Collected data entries
+-------+

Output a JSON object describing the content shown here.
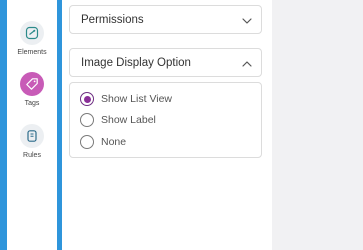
{
  "sidebar": {
    "items": [
      {
        "label": "Elements",
        "icon": "elements-icon",
        "active": false
      },
      {
        "label": "Tags",
        "icon": "tag-icon",
        "active": true
      },
      {
        "label": "Rules",
        "icon": "rules-icon",
        "active": false
      }
    ]
  },
  "panels": {
    "permissions": {
      "title": "Permissions",
      "expanded": false
    },
    "image_display": {
      "title": "Image Display Option",
      "expanded": true
    }
  },
  "image_display_options": [
    {
      "label": "Show List View",
      "selected": true
    },
    {
      "label": "Show Label",
      "selected": false
    },
    {
      "label": "None",
      "selected": false
    }
  ],
  "colors": {
    "accent_blue": "#2f95db",
    "active_nav": "#c85bb7",
    "radio_selected": "#8a2f98"
  }
}
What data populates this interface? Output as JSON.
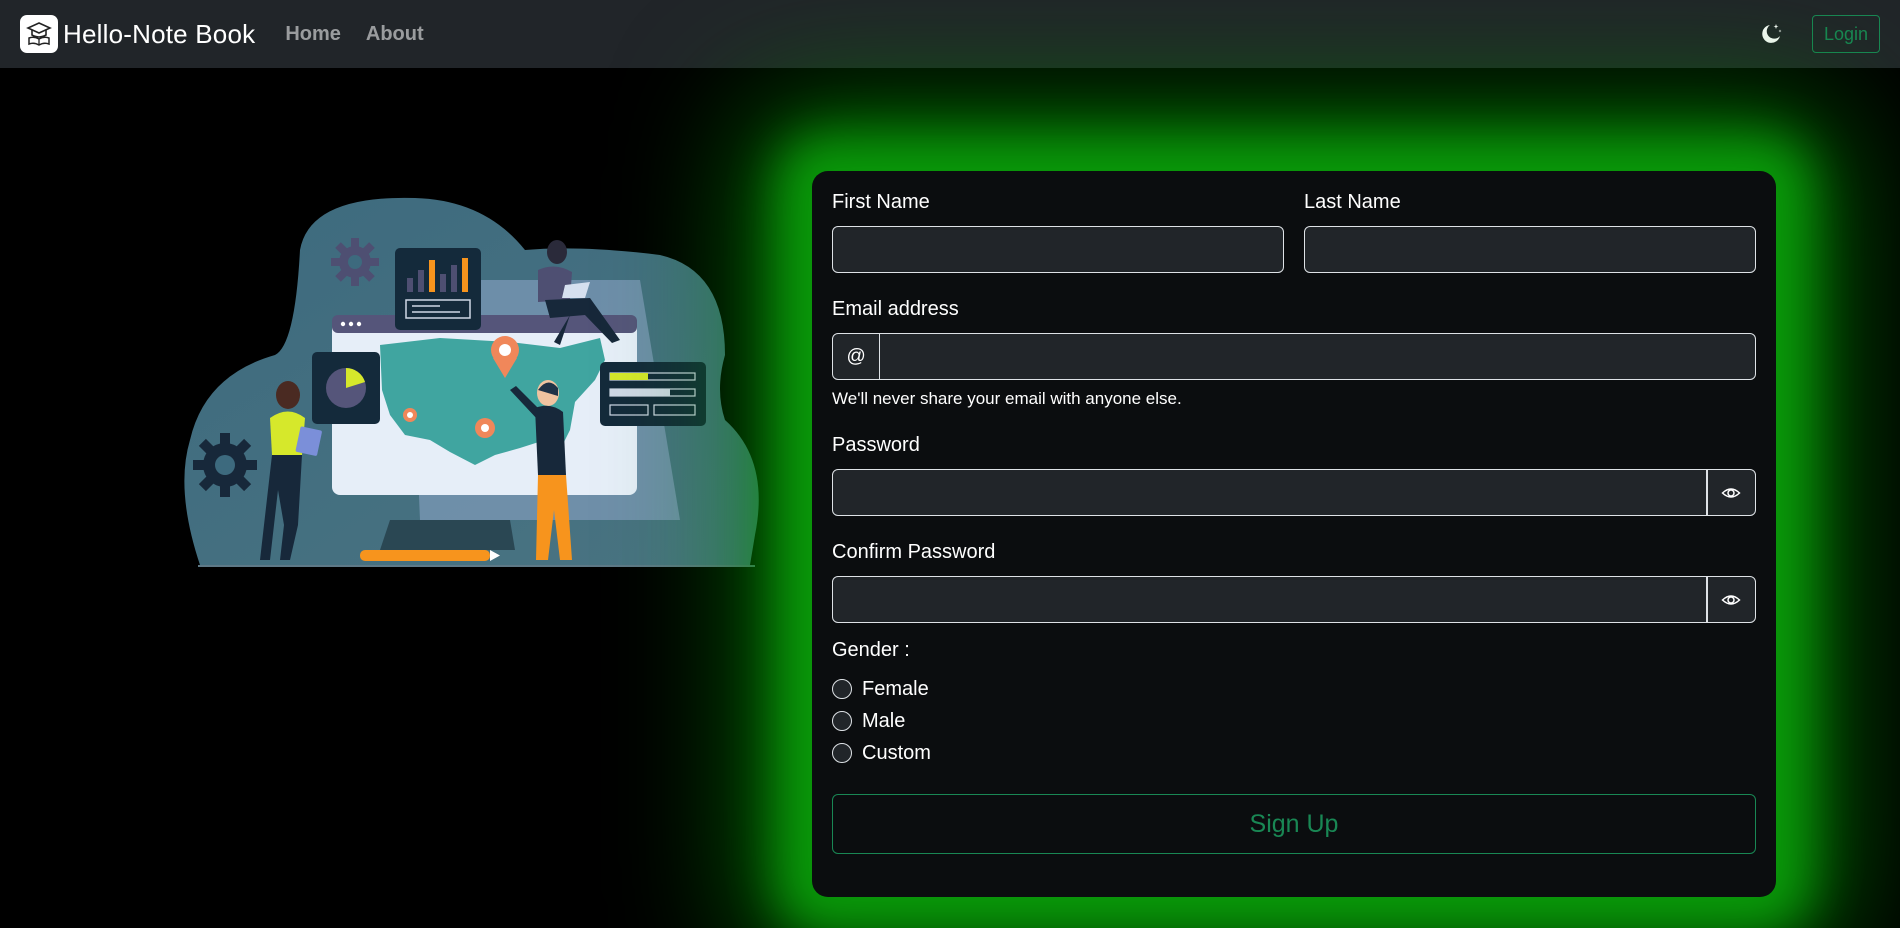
{
  "navbar": {
    "brand": "Hello-Note Book",
    "links": [
      {
        "label": "Home"
      },
      {
        "label": "About"
      }
    ],
    "login_label": "Login"
  },
  "form": {
    "first_name_label": "First Name",
    "first_name_value": "",
    "last_name_label": "Last Name",
    "last_name_value": "",
    "email_label": "Email address",
    "email_addon": "@",
    "email_value": "",
    "email_help": "We'll never share your email with anyone else.",
    "password_label": "Password",
    "password_value": "",
    "confirm_password_label": "Confirm Password",
    "confirm_password_value": "",
    "gender_label": "Gender :",
    "gender_options": [
      {
        "label": "Female",
        "checked": false
      },
      {
        "label": "Male",
        "checked": false
      },
      {
        "label": "Custom",
        "checked": false
      }
    ],
    "submit_label": "Sign Up"
  },
  "colors": {
    "navbar_bg": "#212529",
    "accent_green": "#198754",
    "glow_green": "#0a9a0a",
    "card_bg": "#0b0d0f",
    "input_bg": "#212529"
  },
  "icons": {
    "brand": "graduation-cap-book-icon",
    "theme": "moon-stars-icon",
    "eye": "eye-icon"
  }
}
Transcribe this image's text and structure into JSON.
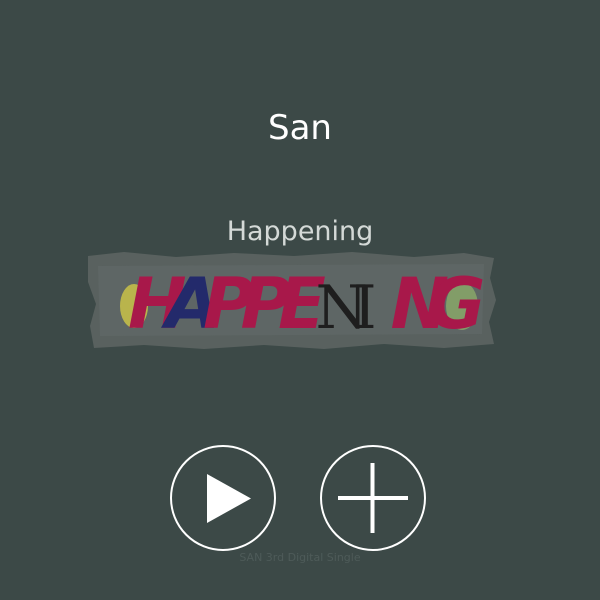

+-------+

[Aim] Identify the lines in the entries that hold "Output" and return each one.

[Solved problem]
Output a JSON object describing the content shown here.
What data populates this interface? Output as JSON.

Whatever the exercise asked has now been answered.